↓

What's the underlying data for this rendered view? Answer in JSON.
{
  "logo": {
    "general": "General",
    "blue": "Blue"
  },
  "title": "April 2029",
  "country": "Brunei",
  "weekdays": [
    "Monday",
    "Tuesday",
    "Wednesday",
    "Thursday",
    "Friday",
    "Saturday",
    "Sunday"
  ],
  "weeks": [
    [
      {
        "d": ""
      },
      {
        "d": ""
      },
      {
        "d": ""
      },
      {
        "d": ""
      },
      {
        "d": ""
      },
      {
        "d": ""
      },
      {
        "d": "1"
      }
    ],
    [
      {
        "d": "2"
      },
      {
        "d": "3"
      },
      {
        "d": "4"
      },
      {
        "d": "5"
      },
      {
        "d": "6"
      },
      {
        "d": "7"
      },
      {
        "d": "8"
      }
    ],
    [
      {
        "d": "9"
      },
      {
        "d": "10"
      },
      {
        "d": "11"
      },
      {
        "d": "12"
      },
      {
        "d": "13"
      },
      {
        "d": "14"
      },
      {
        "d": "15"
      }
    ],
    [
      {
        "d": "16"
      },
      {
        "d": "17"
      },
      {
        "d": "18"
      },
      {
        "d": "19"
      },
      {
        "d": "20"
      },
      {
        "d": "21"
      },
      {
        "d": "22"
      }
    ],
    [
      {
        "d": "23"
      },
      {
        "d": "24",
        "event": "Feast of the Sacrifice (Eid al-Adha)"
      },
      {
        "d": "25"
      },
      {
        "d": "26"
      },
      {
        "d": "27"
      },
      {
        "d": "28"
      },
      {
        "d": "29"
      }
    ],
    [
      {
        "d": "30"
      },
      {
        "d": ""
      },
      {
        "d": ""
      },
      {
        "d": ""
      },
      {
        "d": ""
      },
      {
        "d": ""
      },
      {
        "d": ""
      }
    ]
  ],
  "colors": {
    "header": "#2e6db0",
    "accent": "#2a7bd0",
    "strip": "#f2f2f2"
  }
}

↑
↓

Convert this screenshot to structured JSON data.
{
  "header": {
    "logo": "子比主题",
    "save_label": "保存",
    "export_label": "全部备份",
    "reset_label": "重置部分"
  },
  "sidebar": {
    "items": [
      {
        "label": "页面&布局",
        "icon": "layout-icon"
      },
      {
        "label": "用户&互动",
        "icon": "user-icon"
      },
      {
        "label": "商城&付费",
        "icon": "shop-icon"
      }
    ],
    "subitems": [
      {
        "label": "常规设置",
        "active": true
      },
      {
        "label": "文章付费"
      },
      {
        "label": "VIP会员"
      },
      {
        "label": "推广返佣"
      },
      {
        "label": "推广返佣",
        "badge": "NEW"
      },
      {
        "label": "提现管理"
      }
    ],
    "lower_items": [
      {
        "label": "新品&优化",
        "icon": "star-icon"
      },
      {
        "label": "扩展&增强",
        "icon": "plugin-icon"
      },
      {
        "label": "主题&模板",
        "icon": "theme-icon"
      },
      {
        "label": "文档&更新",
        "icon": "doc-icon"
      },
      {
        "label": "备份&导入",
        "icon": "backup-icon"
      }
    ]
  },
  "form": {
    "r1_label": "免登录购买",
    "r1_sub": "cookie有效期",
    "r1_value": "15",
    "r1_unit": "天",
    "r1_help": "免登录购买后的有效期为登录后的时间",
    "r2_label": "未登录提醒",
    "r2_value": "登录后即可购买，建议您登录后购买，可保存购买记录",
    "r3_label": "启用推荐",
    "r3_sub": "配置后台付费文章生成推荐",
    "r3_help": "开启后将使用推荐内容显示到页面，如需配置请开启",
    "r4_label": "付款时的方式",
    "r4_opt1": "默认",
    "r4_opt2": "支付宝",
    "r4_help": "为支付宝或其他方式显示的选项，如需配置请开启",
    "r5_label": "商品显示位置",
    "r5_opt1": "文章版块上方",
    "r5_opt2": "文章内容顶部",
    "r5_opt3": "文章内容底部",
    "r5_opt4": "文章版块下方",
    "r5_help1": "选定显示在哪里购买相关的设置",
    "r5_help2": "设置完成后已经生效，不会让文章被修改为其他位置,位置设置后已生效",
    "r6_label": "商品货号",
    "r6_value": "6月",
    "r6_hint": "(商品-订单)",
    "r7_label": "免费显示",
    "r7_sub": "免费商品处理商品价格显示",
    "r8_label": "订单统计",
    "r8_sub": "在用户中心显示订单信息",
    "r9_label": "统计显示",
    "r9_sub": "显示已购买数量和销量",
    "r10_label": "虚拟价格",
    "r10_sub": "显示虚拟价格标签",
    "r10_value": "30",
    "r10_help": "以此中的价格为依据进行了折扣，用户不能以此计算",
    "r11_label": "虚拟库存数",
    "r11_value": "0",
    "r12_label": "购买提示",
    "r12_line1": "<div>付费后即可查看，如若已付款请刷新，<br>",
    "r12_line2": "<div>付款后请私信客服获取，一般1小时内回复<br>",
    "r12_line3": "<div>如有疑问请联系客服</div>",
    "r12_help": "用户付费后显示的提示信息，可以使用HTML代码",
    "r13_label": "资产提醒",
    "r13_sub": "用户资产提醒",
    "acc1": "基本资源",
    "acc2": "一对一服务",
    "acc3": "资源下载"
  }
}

↑

§ Problem requirements
Every line holding "icon" should be copied out.

§ Final answer
        "icon": "layout-icon"
        "icon": "user-icon"
        "icon": "shop-icon"
        "icon": "star-icon"
        "icon": "plugin-icon"
        "icon": "theme-icon"
        "icon": "doc-icon"
        "icon": "backup-icon"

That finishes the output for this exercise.